Dataset rows about figures
BEGIN

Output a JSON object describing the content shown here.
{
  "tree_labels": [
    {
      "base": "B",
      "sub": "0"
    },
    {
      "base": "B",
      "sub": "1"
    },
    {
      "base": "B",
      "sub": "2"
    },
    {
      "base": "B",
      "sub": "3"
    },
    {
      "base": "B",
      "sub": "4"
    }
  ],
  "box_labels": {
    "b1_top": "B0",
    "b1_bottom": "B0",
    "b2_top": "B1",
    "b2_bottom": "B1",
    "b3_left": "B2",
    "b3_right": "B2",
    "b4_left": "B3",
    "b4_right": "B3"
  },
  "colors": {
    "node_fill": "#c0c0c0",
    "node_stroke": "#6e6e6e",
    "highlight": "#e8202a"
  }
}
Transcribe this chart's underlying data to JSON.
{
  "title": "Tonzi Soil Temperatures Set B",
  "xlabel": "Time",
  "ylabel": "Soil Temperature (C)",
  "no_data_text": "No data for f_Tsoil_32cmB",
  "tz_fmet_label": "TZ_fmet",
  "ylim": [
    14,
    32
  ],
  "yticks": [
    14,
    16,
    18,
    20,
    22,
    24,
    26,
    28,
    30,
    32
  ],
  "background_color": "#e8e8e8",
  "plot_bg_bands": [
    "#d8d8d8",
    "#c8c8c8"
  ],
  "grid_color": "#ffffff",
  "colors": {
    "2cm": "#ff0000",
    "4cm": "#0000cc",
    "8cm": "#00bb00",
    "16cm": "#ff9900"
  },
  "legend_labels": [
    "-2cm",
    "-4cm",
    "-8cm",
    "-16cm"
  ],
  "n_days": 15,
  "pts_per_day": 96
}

END

#### GIVEN REQUEST:
Reproduce the entire listing word for word.

#### ANSWER TO THE EXERCISE:
Output a JSON object describing the content shown here.
{
  "tree_labels": [
    {
      "base": "B",
      "sub": "0"
    },
    {
      "base": "B",
      "sub": "1"
    },
    {
      "base": "B",
      "sub": "2"
    },
    {
      "base": "B",
      "sub": "3"
    },
    {
      "base": "B",
      "sub": "4"
    }
  ],
  "box_labels": {
    "b1_top": "B0",
    "b1_bottom": "B0",
    "b2_top": "B1",
    "b2_bottom": "B1",
    "b3_left": "B2",
    "b3_right": "B2",
    "b4_left": "B3",
    "b4_right": "B3"
  },
  "colors": {
    "node_fill": "#c0c0c0",
    "node_stroke": "#6e6e6e",
    "highlight": "#e8202a"
  }
}
Transcribe this chart's underlying data to JSON.
{
  "title": "Tonzi Soil Temperatures Set B",
  "xlabel": "Time",
  "ylabel": "Soil Temperature (C)",
  "no_data_text": "No data for f_Tsoil_32cmB",
  "tz_fmet_label": "TZ_fmet",
  "ylim": [
    14,
    32
  ],
  "yticks": [
    14,
    16,
    18,
    20,
    22,
    24,
    26,
    28,
    30,
    32
  ],
  "background_color": "#e8e8e8",
  "plot_bg_bands": [
    "#d8d8d8",
    "#c8c8c8"
  ],
  "grid_color": "#ffffff",
  "colors": {
    "2cm": "#ff0000",
    "4cm": "#0000cc",
    "8cm": "#00bb00",
    "16cm": "#ff9900"
  },
  "legend_labels": [
    "-2cm",
    "-4cm",
    "-8cm",
    "-16cm"
  ],
  "n_days": 15,
  "pts_per_day": 96
}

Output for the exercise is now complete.